• [The problem]
Repeat every entry word for word, skipping the pictures.

-- START Supplied records --

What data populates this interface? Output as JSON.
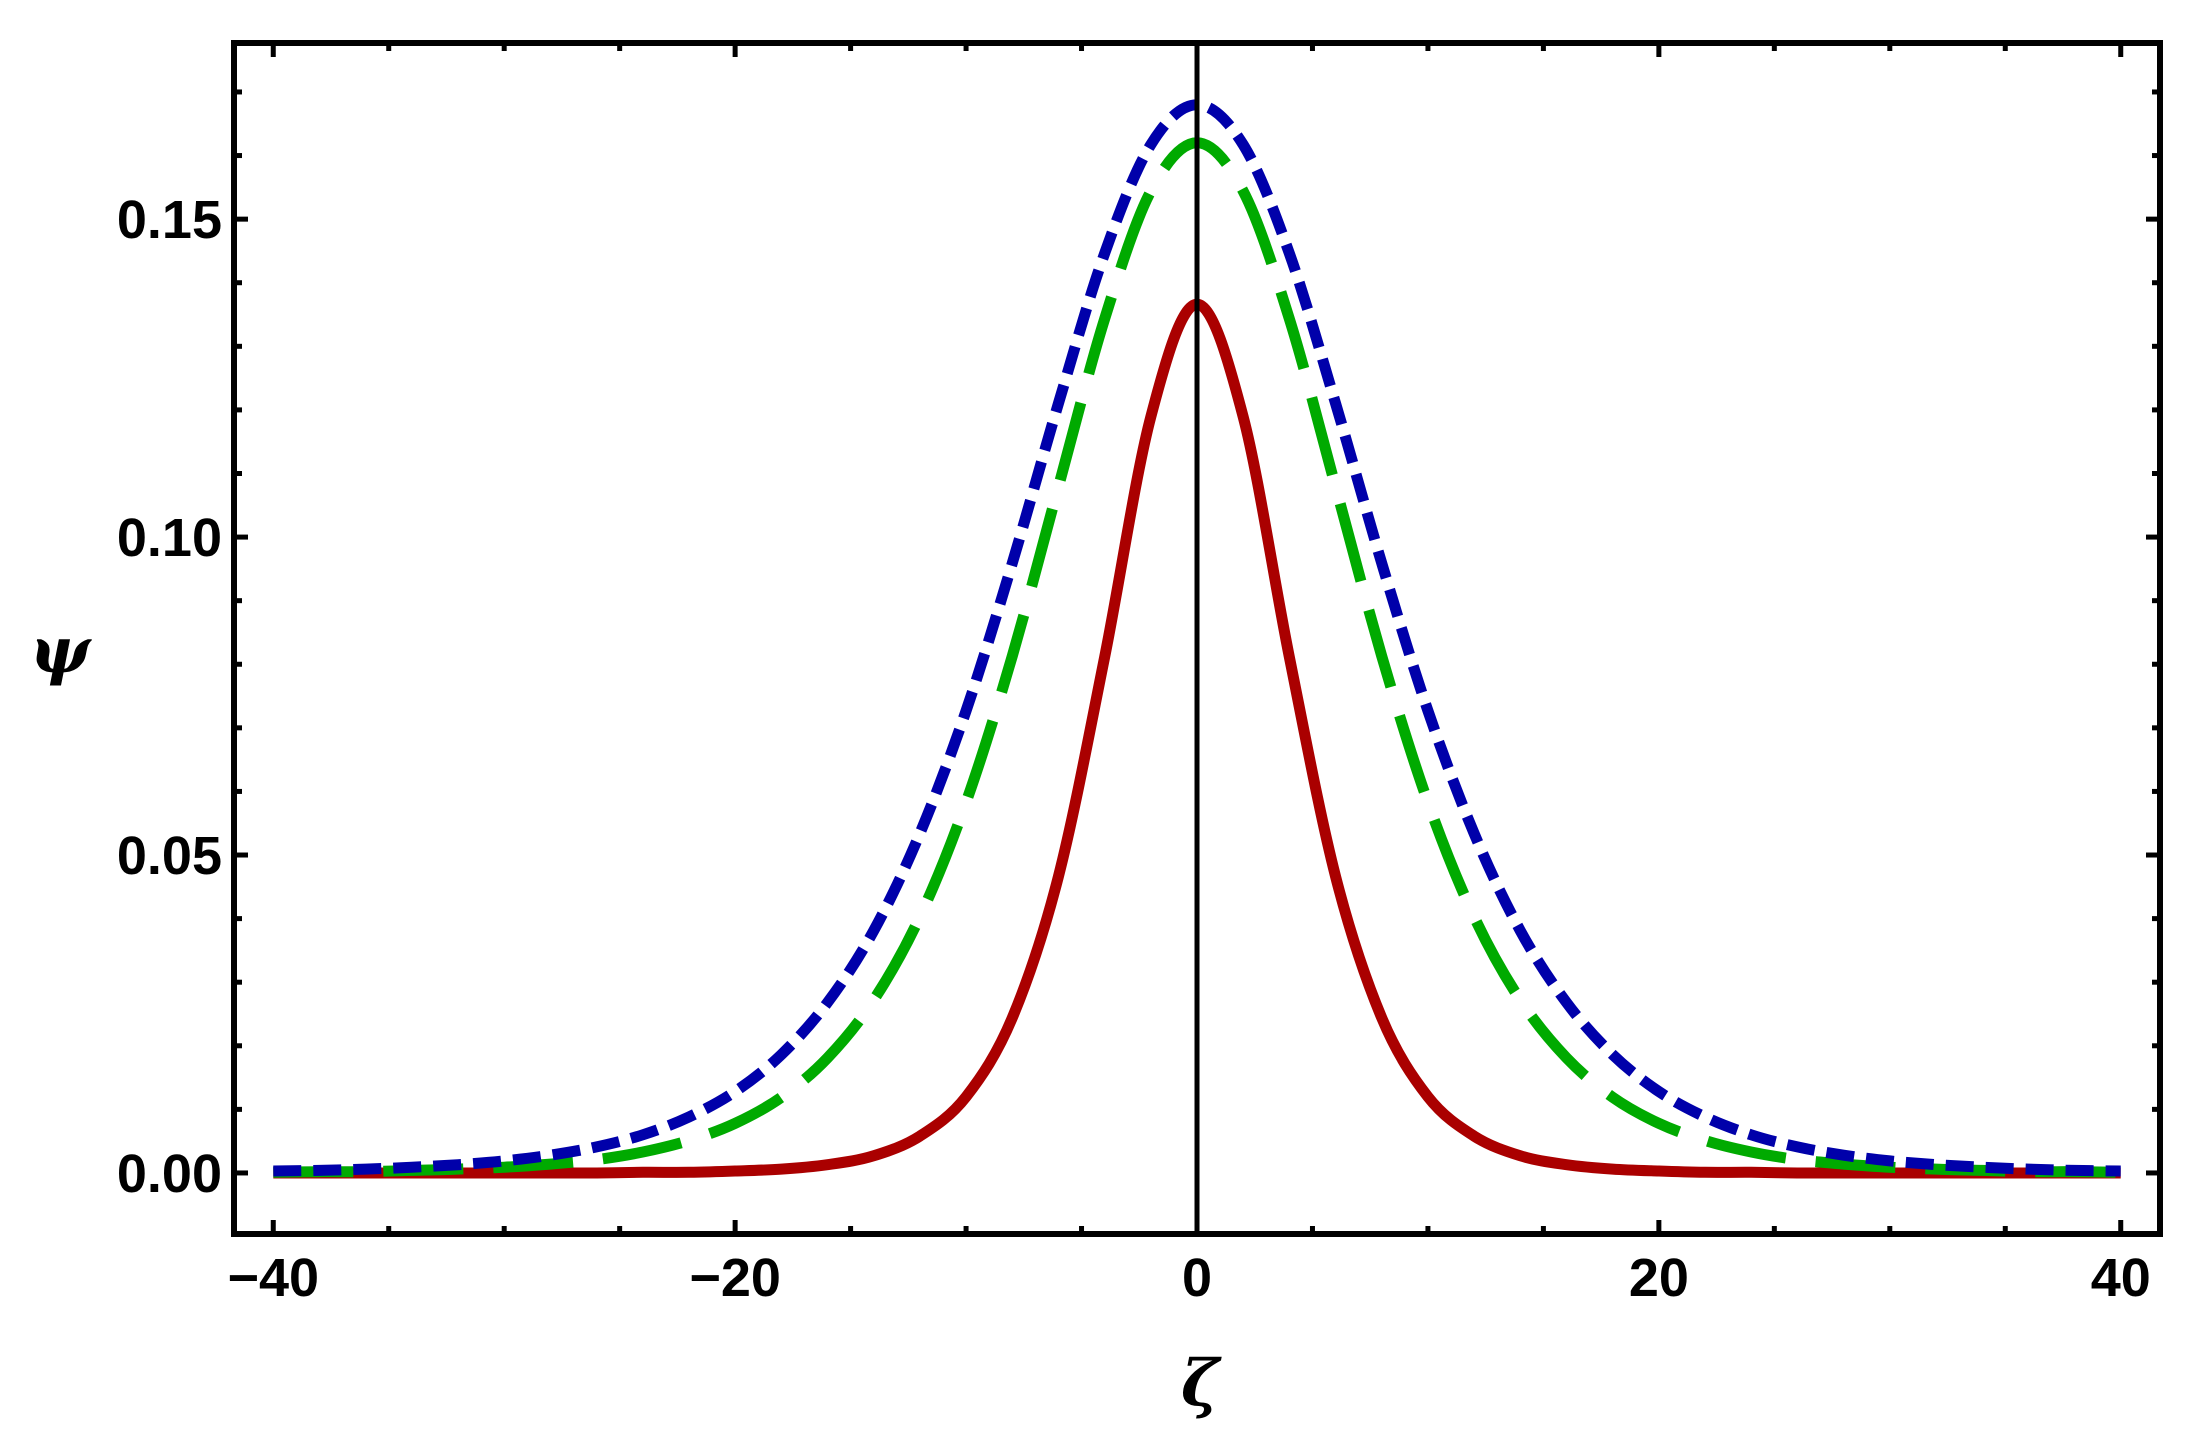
{
  "chart_data": {
    "type": "line",
    "title": "",
    "xlabel": "ζ",
    "ylabel": "ψ",
    "xlim": [
      -41.7,
      41.7
    ],
    "ylim": [
      -0.0096,
      0.1777
    ],
    "grid": false,
    "legend": null,
    "x_ticks": {
      "major": [
        -40,
        -20,
        0,
        20,
        40
      ],
      "major_labels": [
        "−40",
        "−20",
        "0",
        "20",
        "40"
      ],
      "minor_step": 5
    },
    "y_ticks": {
      "major": [
        0.0,
        0.05,
        0.1,
        0.15
      ],
      "major_labels": [
        "0.00",
        "0.05",
        "0.10",
        "0.15"
      ],
      "minor_step": 0.01
    },
    "vertical_reference_line": {
      "x": 0,
      "color": "#000000"
    },
    "x": [
      -40,
      -38,
      -36,
      -34,
      -32,
      -30,
      -28,
      -26,
      -24,
      -22,
      -20,
      -18,
      -16,
      -14,
      -12,
      -10,
      -8,
      -6,
      -4,
      -2,
      0,
      2,
      4,
      6,
      8,
      10,
      12,
      14,
      16,
      18,
      20,
      22,
      24,
      26,
      28,
      30,
      32,
      34,
      36,
      38,
      40
    ],
    "series": [
      {
        "name": "solid (red)",
        "color": "#AA0000",
        "style": "solid",
        "peak": 0.1366,
        "values": [
          0.0,
          0.0,
          0.0,
          0.0,
          0.0,
          0.0,
          0.0,
          0.0,
          0.0001,
          0.0001,
          0.0003,
          0.0006,
          0.0013,
          0.0027,
          0.0058,
          0.012,
          0.0244,
          0.0466,
          0.0811,
          0.1189,
          0.1366,
          0.1189,
          0.0811,
          0.0466,
          0.0244,
          0.012,
          0.0058,
          0.0027,
          0.0013,
          0.0006,
          0.0003,
          0.0001,
          0.0001,
          0.0,
          0.0,
          0.0,
          0.0,
          0.0,
          0.0,
          0.0,
          0.0
        ]
      },
      {
        "name": "long-dashed (green)",
        "color": "#00AA00",
        "style": "long-dash",
        "peak": 0.162,
        "values": [
          0.0001,
          0.0002,
          0.0002,
          0.0004,
          0.0006,
          0.0009,
          0.0014,
          0.0021,
          0.0033,
          0.0051,
          0.0078,
          0.0119,
          0.0181,
          0.0272,
          0.0403,
          0.0583,
          0.0813,
          0.1079,
          0.1343,
          0.1544,
          0.162,
          0.1544,
          0.1343,
          0.1079,
          0.0813,
          0.0583,
          0.0403,
          0.0272,
          0.0181,
          0.0119,
          0.0078,
          0.0051,
          0.0033,
          0.0021,
          0.0014,
          0.0009,
          0.0006,
          0.0004,
          0.0002,
          0.0002,
          0.0001
        ]
      },
      {
        "name": "short-dashed (blue)",
        "color": "#0000AA",
        "style": "short-dash",
        "peak": 0.168,
        "values": [
          0.0003,
          0.0004,
          0.0006,
          0.0009,
          0.0013,
          0.0019,
          0.0028,
          0.0041,
          0.006,
          0.0088,
          0.0128,
          0.0186,
          0.0268,
          0.0381,
          0.0534,
          0.0727,
          0.0959,
          0.121,
          0.1446,
          0.1617,
          0.168,
          0.1617,
          0.1446,
          0.121,
          0.0959,
          0.0727,
          0.0534,
          0.0381,
          0.0268,
          0.0186,
          0.0128,
          0.0088,
          0.006,
          0.0041,
          0.0028,
          0.0019,
          0.0013,
          0.0009,
          0.0006,
          0.0004,
          0.0003
        ]
      }
    ]
  }
}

-- END Supplied records --

• [Exercise result]
What data populates this interface? Output as JSON.
{
  "chart_data": {
    "type": "line",
    "title": "",
    "xlabel": "ζ",
    "ylabel": "ψ",
    "xlim": [
      -41.7,
      41.7
    ],
    "ylim": [
      -0.0096,
      0.1777
    ],
    "grid": false,
    "legend": null,
    "x_ticks": {
      "major": [
        -40,
        -20,
        0,
        20,
        40
      ],
      "major_labels": [
        "−40",
        "−20",
        "0",
        "20",
        "40"
      ],
      "minor_step": 5
    },
    "y_ticks": {
      "major": [
        0.0,
        0.05,
        0.1,
        0.15
      ],
      "major_labels": [
        "0.00",
        "0.05",
        "0.10",
        "0.15"
      ],
      "minor_step": 0.01
    },
    "vertical_reference_line": {
      "x": 0,
      "color": "#000000"
    },
    "x": [
      -40,
      -38,
      -36,
      -34,
      -32,
      -30,
      -28,
      -26,
      -24,
      -22,
      -20,
      -18,
      -16,
      -14,
      -12,
      -10,
      -8,
      -6,
      -4,
      -2,
      0,
      2,
      4,
      6,
      8,
      10,
      12,
      14,
      16,
      18,
      20,
      22,
      24,
      26,
      28,
      30,
      32,
      34,
      36,
      38,
      40
    ],
    "series": [
      {
        "name": "solid (red)",
        "color": "#AA0000",
        "style": "solid",
        "peak": 0.1366,
        "values": [
          0.0,
          0.0,
          0.0,
          0.0,
          0.0,
          0.0,
          0.0,
          0.0,
          0.0001,
          0.0001,
          0.0003,
          0.0006,
          0.0013,
          0.0027,
          0.0058,
          0.012,
          0.0244,
          0.0466,
          0.0811,
          0.1189,
          0.1366,
          0.1189,
          0.0811,
          0.0466,
          0.0244,
          0.012,
          0.0058,
          0.0027,
          0.0013,
          0.0006,
          0.0003,
          0.0001,
          0.0001,
          0.0,
          0.0,
          0.0,
          0.0,
          0.0,
          0.0,
          0.0,
          0.0
        ]
      },
      {
        "name": "long-dashed (green)",
        "color": "#00AA00",
        "style": "long-dash",
        "peak": 0.162,
        "values": [
          0.0001,
          0.0002,
          0.0002,
          0.0004,
          0.0006,
          0.0009,
          0.0014,
          0.0021,
          0.0033,
          0.0051,
          0.0078,
          0.0119,
          0.0181,
          0.0272,
          0.0403,
          0.0583,
          0.0813,
          0.1079,
          0.1343,
          0.1544,
          0.162,
          0.1544,
          0.1343,
          0.1079,
          0.0813,
          0.0583,
          0.0403,
          0.0272,
          0.0181,
          0.0119,
          0.0078,
          0.0051,
          0.0033,
          0.0021,
          0.0014,
          0.0009,
          0.0006,
          0.0004,
          0.0002,
          0.0002,
          0.0001
        ]
      },
      {
        "name": "short-dashed (blue)",
        "color": "#0000AA",
        "style": "short-dash",
        "peak": 0.168,
        "values": [
          0.0003,
          0.0004,
          0.0006,
          0.0009,
          0.0013,
          0.0019,
          0.0028,
          0.0041,
          0.006,
          0.0088,
          0.0128,
          0.0186,
          0.0268,
          0.0381,
          0.0534,
          0.0727,
          0.0959,
          0.121,
          0.1446,
          0.1617,
          0.168,
          0.1617,
          0.1446,
          0.121,
          0.0959,
          0.0727,
          0.0534,
          0.0381,
          0.0268,
          0.0186,
          0.0128,
          0.0088,
          0.006,
          0.0041,
          0.0028,
          0.0019,
          0.0013,
          0.0009,
          0.0006,
          0.0004,
          0.0003
        ]
      }
    ]
  }
}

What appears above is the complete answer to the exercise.